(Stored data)
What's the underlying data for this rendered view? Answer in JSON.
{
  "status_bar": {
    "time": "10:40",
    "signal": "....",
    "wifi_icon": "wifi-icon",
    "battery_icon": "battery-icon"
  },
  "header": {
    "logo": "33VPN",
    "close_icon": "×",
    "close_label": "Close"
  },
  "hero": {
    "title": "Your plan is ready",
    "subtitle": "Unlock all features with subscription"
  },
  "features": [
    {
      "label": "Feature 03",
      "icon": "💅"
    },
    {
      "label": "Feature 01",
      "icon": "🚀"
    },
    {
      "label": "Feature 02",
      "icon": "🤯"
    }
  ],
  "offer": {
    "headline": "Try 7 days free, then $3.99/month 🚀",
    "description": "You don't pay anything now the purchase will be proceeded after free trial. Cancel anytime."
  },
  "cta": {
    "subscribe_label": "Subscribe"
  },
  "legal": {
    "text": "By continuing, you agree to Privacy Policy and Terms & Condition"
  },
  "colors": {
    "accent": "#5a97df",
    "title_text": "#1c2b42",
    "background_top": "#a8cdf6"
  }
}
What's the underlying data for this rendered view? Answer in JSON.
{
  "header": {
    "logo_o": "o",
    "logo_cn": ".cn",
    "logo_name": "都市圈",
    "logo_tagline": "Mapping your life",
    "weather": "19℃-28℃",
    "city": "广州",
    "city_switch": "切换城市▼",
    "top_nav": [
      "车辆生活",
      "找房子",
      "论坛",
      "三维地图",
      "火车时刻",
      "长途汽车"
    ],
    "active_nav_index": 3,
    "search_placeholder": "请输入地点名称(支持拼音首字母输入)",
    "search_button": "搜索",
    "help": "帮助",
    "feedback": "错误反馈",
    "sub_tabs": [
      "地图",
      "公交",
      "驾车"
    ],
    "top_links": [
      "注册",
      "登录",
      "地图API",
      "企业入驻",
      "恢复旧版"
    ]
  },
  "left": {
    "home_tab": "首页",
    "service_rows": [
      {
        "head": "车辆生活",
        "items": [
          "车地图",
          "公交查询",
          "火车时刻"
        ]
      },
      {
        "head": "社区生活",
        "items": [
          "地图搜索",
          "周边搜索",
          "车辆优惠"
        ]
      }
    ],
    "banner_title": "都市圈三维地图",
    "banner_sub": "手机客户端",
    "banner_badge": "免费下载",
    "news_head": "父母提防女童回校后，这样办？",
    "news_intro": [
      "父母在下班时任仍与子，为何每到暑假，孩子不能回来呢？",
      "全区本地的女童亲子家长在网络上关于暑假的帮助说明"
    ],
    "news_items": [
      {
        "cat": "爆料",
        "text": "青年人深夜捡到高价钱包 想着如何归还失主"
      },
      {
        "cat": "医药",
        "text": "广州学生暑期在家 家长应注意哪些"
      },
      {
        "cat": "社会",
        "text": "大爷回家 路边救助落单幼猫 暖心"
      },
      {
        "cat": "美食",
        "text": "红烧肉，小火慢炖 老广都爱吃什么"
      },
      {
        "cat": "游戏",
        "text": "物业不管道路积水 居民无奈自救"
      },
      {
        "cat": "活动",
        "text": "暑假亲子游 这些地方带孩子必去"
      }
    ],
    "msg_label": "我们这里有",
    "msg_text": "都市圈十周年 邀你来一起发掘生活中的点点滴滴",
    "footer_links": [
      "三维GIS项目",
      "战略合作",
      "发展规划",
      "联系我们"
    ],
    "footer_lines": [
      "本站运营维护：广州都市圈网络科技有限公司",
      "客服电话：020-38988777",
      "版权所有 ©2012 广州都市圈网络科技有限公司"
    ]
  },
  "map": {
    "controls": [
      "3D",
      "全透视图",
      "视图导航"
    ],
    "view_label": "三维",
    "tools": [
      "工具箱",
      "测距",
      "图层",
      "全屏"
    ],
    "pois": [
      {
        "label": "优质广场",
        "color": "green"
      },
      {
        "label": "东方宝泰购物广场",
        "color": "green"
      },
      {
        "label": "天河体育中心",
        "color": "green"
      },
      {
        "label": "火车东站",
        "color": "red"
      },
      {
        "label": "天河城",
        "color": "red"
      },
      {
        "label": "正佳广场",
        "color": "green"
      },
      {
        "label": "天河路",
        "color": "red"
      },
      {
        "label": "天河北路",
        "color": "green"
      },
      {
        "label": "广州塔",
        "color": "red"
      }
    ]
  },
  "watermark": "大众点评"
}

Set task: Word for word, quote all of the data above.

Exercise output:
What's the underlying data for this rendered view? Answer in JSON.
{
  "status_bar": {
    "time": "10:40",
    "signal": "....",
    "wifi_icon": "wifi-icon",
    "battery_icon": "battery-icon"
  },
  "header": {
    "logo": "33VPN",
    "close_icon": "×",
    "close_label": "Close"
  },
  "hero": {
    "title": "Your plan is ready",
    "subtitle": "Unlock all features with subscription"
  },
  "features": [
    {
      "label": "Feature 03",
      "icon": "💅"
    },
    {
      "label": "Feature 01",
      "icon": "🚀"
    },
    {
      "label": "Feature 02",
      "icon": "🤯"
    }
  ],
  "offer": {
    "headline": "Try 7 days free, then $3.99/month 🚀",
    "description": "You don't pay anything now the purchase will be proceeded after free trial. Cancel anytime."
  },
  "cta": {
    "subscribe_label": "Subscribe"
  },
  "legal": {
    "text": "By continuing, you agree to Privacy Policy and Terms & Condition"
  },
  "colors": {
    "accent": "#5a97df",
    "title_text": "#1c2b42",
    "background_top": "#a8cdf6"
  }
}
What's the underlying data for this rendered view? Answer in JSON.
{
  "header": {
    "logo_o": "o",
    "logo_cn": ".cn",
    "logo_name": "都市圈",
    "logo_tagline": "Mapping your life",
    "weather": "19℃-28℃",
    "city": "广州",
    "city_switch": "切换城市▼",
    "top_nav": [
      "车辆生活",
      "找房子",
      "论坛",
      "三维地图",
      "火车时刻",
      "长途汽车"
    ],
    "active_nav_index": 3,
    "search_placeholder": "请输入地点名称(支持拼音首字母输入)",
    "search_button": "搜索",
    "help": "帮助",
    "feedback": "错误反馈",
    "sub_tabs": [
      "地图",
      "公交",
      "驾车"
    ],
    "top_links": [
      "注册",
      "登录",
      "地图API",
      "企业入驻",
      "恢复旧版"
    ]
  },
  "left": {
    "home_tab": "首页",
    "service_rows": [
      {
        "head": "车辆生活",
        "items": [
          "车地图",
          "公交查询",
          "火车时刻"
        ]
      },
      {
        "head": "社区生活",
        "items": [
          "地图搜索",
          "周边搜索",
          "车辆优惠"
        ]
      }
    ],
    "banner_title": "都市圈三维地图",
    "banner_sub": "手机客户端",
    "banner_badge": "免费下载",
    "news_head": "父母提防女童回校后，这样办？",
    "news_intro": [
      "父母在下班时任仍与子，为何每到暑假，孩子不能回来呢？",
      "全区本地的女童亲子家长在网络上关于暑假的帮助说明"
    ],
    "news_items": [
      {
        "cat": "爆料",
        "text": "青年人深夜捡到高价钱包 想着如何归还失主"
      },
      {
        "cat": "医药",
        "text": "广州学生暑期在家 家长应注意哪些"
      },
      {
        "cat": "社会",
        "text": "大爷回家 路边救助落单幼猫 暖心"
      },
      {
        "cat": "美食",
        "text": "红烧肉，小火慢炖 老广都爱吃什么"
      },
      {
        "cat": "游戏",
        "text": "物业不管道路积水 居民无奈自救"
      },
      {
        "cat": "活动",
        "text": "暑假亲子游 这些地方带孩子必去"
      }
    ],
    "msg_label": "我们这里有",
    "msg_text": "都市圈十周年 邀你来一起发掘生活中的点点滴滴",
    "footer_links": [
      "三维GIS项目",
      "战略合作",
      "发展规划",
      "联系我们"
    ],
    "footer_lines": [
      "本站运营维护：广州都市圈网络科技有限公司",
      "客服电话：020-38988777",
      "版权所有 ©2012 广州都市圈网络科技有限公司"
    ]
  },
  "map": {
    "controls": [
      "3D",
      "全透视图",
      "视图导航"
    ],
    "view_label": "三维",
    "tools": [
      "工具箱",
      "测距",
      "图层",
      "全屏"
    ],
    "pois": [
      {
        "label": "优质广场",
        "color": "green"
      },
      {
        "label": "东方宝泰购物广场",
        "color": "green"
      },
      {
        "label": "天河体育中心",
        "color": "green"
      },
      {
        "label": "火车东站",
        "color": "red"
      },
      {
        "label": "天河城",
        "color": "red"
      },
      {
        "label": "正佳广场",
        "color": "green"
      },
      {
        "label": "天河路",
        "color": "red"
      },
      {
        "label": "天河北路",
        "color": "green"
      },
      {
        "label": "广州塔",
        "color": "red"
      }
    ]
  },
  "watermark": "大众点评"
}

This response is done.